:: PROVIDED INFORMATION ::
◇ ◇ ◇ ◇ ◇

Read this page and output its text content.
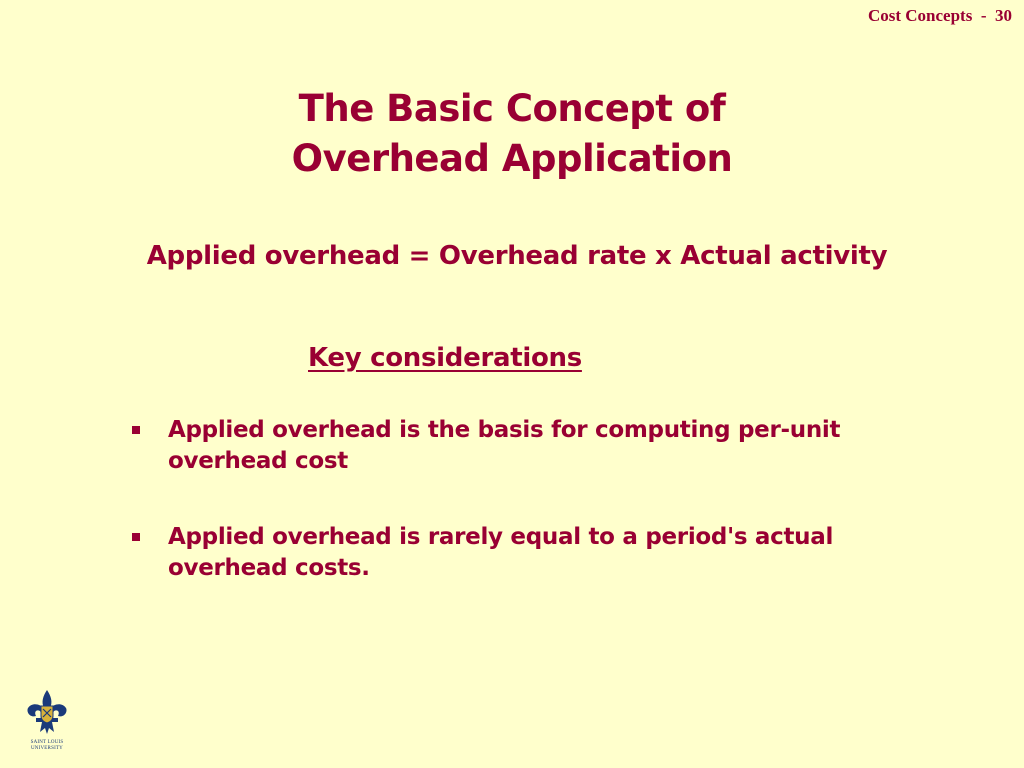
Cost Concepts  -  30
The Basic Concept of
Overhead Application
Applied overhead = Overhead rate x Actual activity
Key considerations
Applied overhead is the basis for computing per-unit overhead cost
Applied overhead is rarely equal to a period's actual overhead costs.
SAINT LOUIS
UNIVERSITY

◇ ◇ ◇ ◇ ◇

:: WHAT IS ASKED ::
All of the data needs repeating exactly, but the pictures do not.

:: CORRECT RESPONSE ::
Read this page and output its text content.
Cost Concepts  -  30
The Basic Concept of
Overhead Application
Applied overhead = Overhead rate x Actual activity
Key considerations
Applied overhead is the basis for computing per-unit overhead cost
Applied overhead is rarely equal to a period's actual overhead costs.
SAINT LOUIS
UNIVERSITY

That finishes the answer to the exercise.